=== TASK GOAL ===
Do not carry the pictures over; copy every other part of the entries exactly.

[Data entries]
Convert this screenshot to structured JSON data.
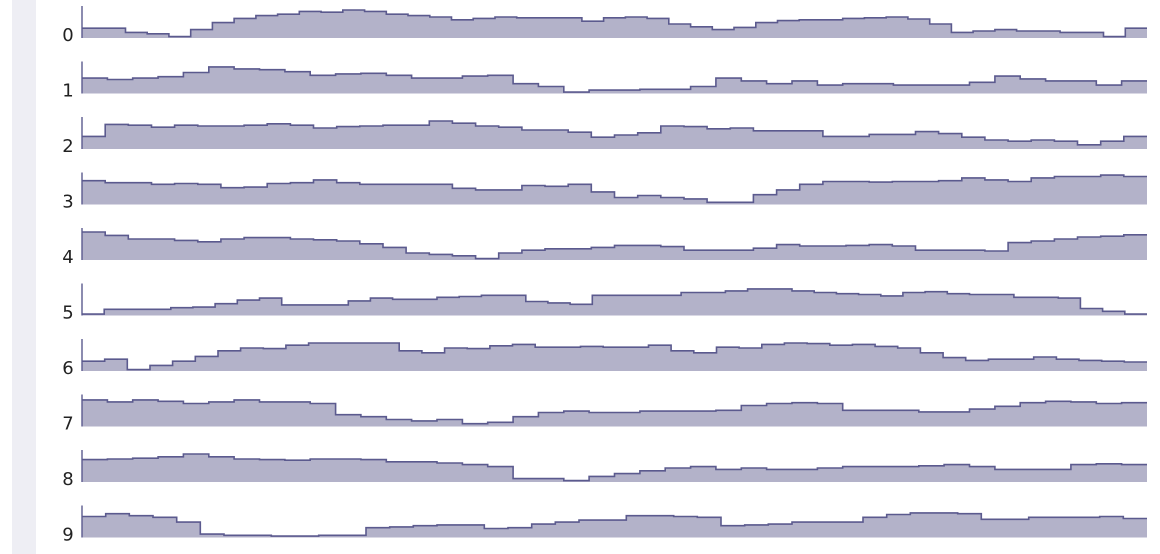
{
  "chart_data": {
    "type": "area",
    "step": true,
    "row_labels": [
      "0",
      "1",
      "2",
      "3",
      "4",
      "5",
      "6",
      "7",
      "8",
      "9"
    ],
    "series": [
      {
        "values": [
          0.35,
          0.35,
          0.2,
          0.15,
          0.05,
          0.3,
          0.55,
          0.7,
          0.8,
          0.85,
          0.95,
          0.92,
          1.0,
          0.95,
          0.85,
          0.8,
          0.75,
          0.65,
          0.7,
          0.75,
          0.72,
          0.72,
          0.72,
          0.6,
          0.72,
          0.75,
          0.7,
          0.5,
          0.4,
          0.3,
          0.38,
          0.55,
          0.62,
          0.65,
          0.65,
          0.7,
          0.72,
          0.75,
          0.68,
          0.5,
          0.2,
          0.25,
          0.3,
          0.25,
          0.25,
          0.2,
          0.2,
          0.05,
          0.35
        ]
      },
      {
        "values": [
          0.55,
          0.5,
          0.55,
          0.6,
          0.75,
          0.95,
          0.88,
          0.85,
          0.78,
          0.65,
          0.7,
          0.72,
          0.65,
          0.55,
          0.55,
          0.62,
          0.65,
          0.35,
          0.25,
          0.05,
          0.12,
          0.12,
          0.15,
          0.15,
          0.25,
          0.55,
          0.45,
          0.35,
          0.45,
          0.3,
          0.35,
          0.35,
          0.3,
          0.3,
          0.3,
          0.4,
          0.62,
          0.52,
          0.45,
          0.45,
          0.3,
          0.45
        ]
      },
      {
        "values": [
          0.45,
          0.88,
          0.85,
          0.78,
          0.85,
          0.82,
          0.82,
          0.85,
          0.9,
          0.85,
          0.75,
          0.8,
          0.82,
          0.85,
          0.85,
          1.0,
          0.92,
          0.82,
          0.78,
          0.68,
          0.68,
          0.6,
          0.42,
          0.5,
          0.58,
          0.82,
          0.8,
          0.72,
          0.75,
          0.65,
          0.65,
          0.65,
          0.45,
          0.45,
          0.52,
          0.52,
          0.62,
          0.55,
          0.42,
          0.32,
          0.28,
          0.32,
          0.28,
          0.15,
          0.28,
          0.45
        ]
      },
      {
        "values": [
          0.85,
          0.78,
          0.78,
          0.72,
          0.75,
          0.72,
          0.6,
          0.62,
          0.75,
          0.78,
          0.88,
          0.78,
          0.72,
          0.72,
          0.72,
          0.72,
          0.58,
          0.52,
          0.52,
          0.68,
          0.65,
          0.72,
          0.45,
          0.25,
          0.32,
          0.25,
          0.2,
          0.08,
          0.08,
          0.35,
          0.52,
          0.72,
          0.82,
          0.82,
          0.8,
          0.82,
          0.82,
          0.85,
          0.95,
          0.88,
          0.82,
          0.95,
          1.0,
          1.0,
          1.05,
          1.0
        ]
      },
      {
        "values": [
          1.0,
          0.88,
          0.75,
          0.75,
          0.7,
          0.65,
          0.75,
          0.8,
          0.8,
          0.75,
          0.72,
          0.68,
          0.58,
          0.45,
          0.25,
          0.2,
          0.15,
          0.05,
          0.25,
          0.35,
          0.4,
          0.4,
          0.45,
          0.52,
          0.52,
          0.48,
          0.35,
          0.35,
          0.35,
          0.42,
          0.55,
          0.5,
          0.5,
          0.52,
          0.55,
          0.5,
          0.35,
          0.35,
          0.35,
          0.32,
          0.62,
          0.68,
          0.75,
          0.82,
          0.85,
          0.9
        ]
      },
      {
        "values": [
          0.05,
          0.22,
          0.22,
          0.22,
          0.28,
          0.3,
          0.42,
          0.55,
          0.62,
          0.38,
          0.38,
          0.38,
          0.52,
          0.62,
          0.58,
          0.58,
          0.65,
          0.68,
          0.72,
          0.72,
          0.5,
          0.45,
          0.4,
          0.72,
          0.72,
          0.72,
          0.72,
          0.82,
          0.82,
          0.88,
          0.95,
          0.95,
          0.88,
          0.82,
          0.78,
          0.75,
          0.7,
          0.82,
          0.85,
          0.78,
          0.75,
          0.75,
          0.65,
          0.65,
          0.62,
          0.25,
          0.15,
          0.05
        ]
      },
      {
        "values": [
          0.35,
          0.42,
          0.05,
          0.2,
          0.35,
          0.52,
          0.72,
          0.82,
          0.8,
          0.92,
          1.0,
          1.0,
          1.0,
          1.0,
          0.72,
          0.65,
          0.82,
          0.8,
          0.9,
          0.95,
          0.85,
          0.85,
          0.88,
          0.85,
          0.85,
          0.92,
          0.72,
          0.65,
          0.85,
          0.82,
          0.95,
          1.0,
          0.98,
          0.92,
          0.95,
          0.88,
          0.82,
          0.65,
          0.48,
          0.38,
          0.42,
          0.42,
          0.5,
          0.42,
          0.38,
          0.35,
          0.32
        ]
      },
      {
        "values": [
          0.95,
          0.88,
          0.95,
          0.9,
          0.82,
          0.88,
          0.95,
          0.88,
          0.88,
          0.82,
          0.42,
          0.35,
          0.25,
          0.2,
          0.25,
          0.1,
          0.15,
          0.35,
          0.5,
          0.55,
          0.5,
          0.5,
          0.55,
          0.55,
          0.55,
          0.58,
          0.75,
          0.82,
          0.85,
          0.82,
          0.58,
          0.58,
          0.58,
          0.52,
          0.52,
          0.62,
          0.72,
          0.85,
          0.9,
          0.88,
          0.82,
          0.85
        ]
      },
      {
        "values": [
          0.8,
          0.82,
          0.85,
          0.9,
          1.0,
          0.9,
          0.82,
          0.8,
          0.78,
          0.82,
          0.82,
          0.8,
          0.72,
          0.72,
          0.68,
          0.62,
          0.55,
          0.12,
          0.12,
          0.05,
          0.2,
          0.3,
          0.4,
          0.5,
          0.55,
          0.45,
          0.5,
          0.45,
          0.45,
          0.5,
          0.55,
          0.55,
          0.55,
          0.58,
          0.62,
          0.55,
          0.45,
          0.45,
          0.45,
          0.62,
          0.65,
          0.62
        ]
      },
      {
        "values": [
          0.75,
          0.85,
          0.78,
          0.72,
          0.55,
          0.12,
          0.08,
          0.08,
          0.05,
          0.05,
          0.08,
          0.08,
          0.35,
          0.38,
          0.42,
          0.45,
          0.45,
          0.32,
          0.35,
          0.48,
          0.55,
          0.62,
          0.62,
          0.78,
          0.78,
          0.75,
          0.72,
          0.42,
          0.45,
          0.48,
          0.55,
          0.55,
          0.55,
          0.72,
          0.82,
          0.88,
          0.88,
          0.85,
          0.65,
          0.65,
          0.72,
          0.72,
          0.72,
          0.75,
          0.68
        ]
      }
    ],
    "colors": {
      "fill": "#b3b2c9",
      "stroke": "#5b5a8e",
      "label": "#222222",
      "strip": "#eeeef4"
    }
  }
}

=== SOLUTION FOR THIS TASK ===
Convert this screenshot to structured JSON data.
{
  "chart_data": {
    "type": "area",
    "step": true,
    "row_labels": [
      "0",
      "1",
      "2",
      "3",
      "4",
      "5",
      "6",
      "7",
      "8",
      "9"
    ],
    "series": [
      {
        "values": [
          0.35,
          0.35,
          0.2,
          0.15,
          0.05,
          0.3,
          0.55,
          0.7,
          0.8,
          0.85,
          0.95,
          0.92,
          1.0,
          0.95,
          0.85,
          0.8,
          0.75,
          0.65,
          0.7,
          0.75,
          0.72,
          0.72,
          0.72,
          0.6,
          0.72,
          0.75,
          0.7,
          0.5,
          0.4,
          0.3,
          0.38,
          0.55,
          0.62,
          0.65,
          0.65,
          0.7,
          0.72,
          0.75,
          0.68,
          0.5,
          0.2,
          0.25,
          0.3,
          0.25,
          0.25,
          0.2,
          0.2,
          0.05,
          0.35
        ]
      },
      {
        "values": [
          0.55,
          0.5,
          0.55,
          0.6,
          0.75,
          0.95,
          0.88,
          0.85,
          0.78,
          0.65,
          0.7,
          0.72,
          0.65,
          0.55,
          0.55,
          0.62,
          0.65,
          0.35,
          0.25,
          0.05,
          0.12,
          0.12,
          0.15,
          0.15,
          0.25,
          0.55,
          0.45,
          0.35,
          0.45,
          0.3,
          0.35,
          0.35,
          0.3,
          0.3,
          0.3,
          0.4,
          0.62,
          0.52,
          0.45,
          0.45,
          0.3,
          0.45
        ]
      },
      {
        "values": [
          0.45,
          0.88,
          0.85,
          0.78,
          0.85,
          0.82,
          0.82,
          0.85,
          0.9,
          0.85,
          0.75,
          0.8,
          0.82,
          0.85,
          0.85,
          1.0,
          0.92,
          0.82,
          0.78,
          0.68,
          0.68,
          0.6,
          0.42,
          0.5,
          0.58,
          0.82,
          0.8,
          0.72,
          0.75,
          0.65,
          0.65,
          0.65,
          0.45,
          0.45,
          0.52,
          0.52,
          0.62,
          0.55,
          0.42,
          0.32,
          0.28,
          0.32,
          0.28,
          0.15,
          0.28,
          0.45
        ]
      },
      {
        "values": [
          0.85,
          0.78,
          0.78,
          0.72,
          0.75,
          0.72,
          0.6,
          0.62,
          0.75,
          0.78,
          0.88,
          0.78,
          0.72,
          0.72,
          0.72,
          0.72,
          0.58,
          0.52,
          0.52,
          0.68,
          0.65,
          0.72,
          0.45,
          0.25,
          0.32,
          0.25,
          0.2,
          0.08,
          0.08,
          0.35,
          0.52,
          0.72,
          0.82,
          0.82,
          0.8,
          0.82,
          0.82,
          0.85,
          0.95,
          0.88,
          0.82,
          0.95,
          1.0,
          1.0,
          1.05,
          1.0
        ]
      },
      {
        "values": [
          1.0,
          0.88,
          0.75,
          0.75,
          0.7,
          0.65,
          0.75,
          0.8,
          0.8,
          0.75,
          0.72,
          0.68,
          0.58,
          0.45,
          0.25,
          0.2,
          0.15,
          0.05,
          0.25,
          0.35,
          0.4,
          0.4,
          0.45,
          0.52,
          0.52,
          0.48,
          0.35,
          0.35,
          0.35,
          0.42,
          0.55,
          0.5,
          0.5,
          0.52,
          0.55,
          0.5,
          0.35,
          0.35,
          0.35,
          0.32,
          0.62,
          0.68,
          0.75,
          0.82,
          0.85,
          0.9
        ]
      },
      {
        "values": [
          0.05,
          0.22,
          0.22,
          0.22,
          0.28,
          0.3,
          0.42,
          0.55,
          0.62,
          0.38,
          0.38,
          0.38,
          0.52,
          0.62,
          0.58,
          0.58,
          0.65,
          0.68,
          0.72,
          0.72,
          0.5,
          0.45,
          0.4,
          0.72,
          0.72,
          0.72,
          0.72,
          0.82,
          0.82,
          0.88,
          0.95,
          0.95,
          0.88,
          0.82,
          0.78,
          0.75,
          0.7,
          0.82,
          0.85,
          0.78,
          0.75,
          0.75,
          0.65,
          0.65,
          0.62,
          0.25,
          0.15,
          0.05
        ]
      },
      {
        "values": [
          0.35,
          0.42,
          0.05,
          0.2,
          0.35,
          0.52,
          0.72,
          0.82,
          0.8,
          0.92,
          1.0,
          1.0,
          1.0,
          1.0,
          0.72,
          0.65,
          0.82,
          0.8,
          0.9,
          0.95,
          0.85,
          0.85,
          0.88,
          0.85,
          0.85,
          0.92,
          0.72,
          0.65,
          0.85,
          0.82,
          0.95,
          1.0,
          0.98,
          0.92,
          0.95,
          0.88,
          0.82,
          0.65,
          0.48,
          0.38,
          0.42,
          0.42,
          0.5,
          0.42,
          0.38,
          0.35,
          0.32
        ]
      },
      {
        "values": [
          0.95,
          0.88,
          0.95,
          0.9,
          0.82,
          0.88,
          0.95,
          0.88,
          0.88,
          0.82,
          0.42,
          0.35,
          0.25,
          0.2,
          0.25,
          0.1,
          0.15,
          0.35,
          0.5,
          0.55,
          0.5,
          0.5,
          0.55,
          0.55,
          0.55,
          0.58,
          0.75,
          0.82,
          0.85,
          0.82,
          0.58,
          0.58,
          0.58,
          0.52,
          0.52,
          0.62,
          0.72,
          0.85,
          0.9,
          0.88,
          0.82,
          0.85
        ]
      },
      {
        "values": [
          0.8,
          0.82,
          0.85,
          0.9,
          1.0,
          0.9,
          0.82,
          0.8,
          0.78,
          0.82,
          0.82,
          0.8,
          0.72,
          0.72,
          0.68,
          0.62,
          0.55,
          0.12,
          0.12,
          0.05,
          0.2,
          0.3,
          0.4,
          0.5,
          0.55,
          0.45,
          0.5,
          0.45,
          0.45,
          0.5,
          0.55,
          0.55,
          0.55,
          0.58,
          0.62,
          0.55,
          0.45,
          0.45,
          0.45,
          0.62,
          0.65,
          0.62
        ]
      },
      {
        "values": [
          0.75,
          0.85,
          0.78,
          0.72,
          0.55,
          0.12,
          0.08,
          0.08,
          0.05,
          0.05,
          0.08,
          0.08,
          0.35,
          0.38,
          0.42,
          0.45,
          0.45,
          0.32,
          0.35,
          0.48,
          0.55,
          0.62,
          0.62,
          0.78,
          0.78,
          0.75,
          0.72,
          0.42,
          0.45,
          0.48,
          0.55,
          0.55,
          0.55,
          0.72,
          0.82,
          0.88,
          0.88,
          0.85,
          0.65,
          0.65,
          0.72,
          0.72,
          0.72,
          0.75,
          0.68
        ]
      }
    ],
    "colors": {
      "fill": "#b3b2c9",
      "stroke": "#5b5a8e",
      "label": "#222222",
      "strip": "#eeeef4"
    }
  }
}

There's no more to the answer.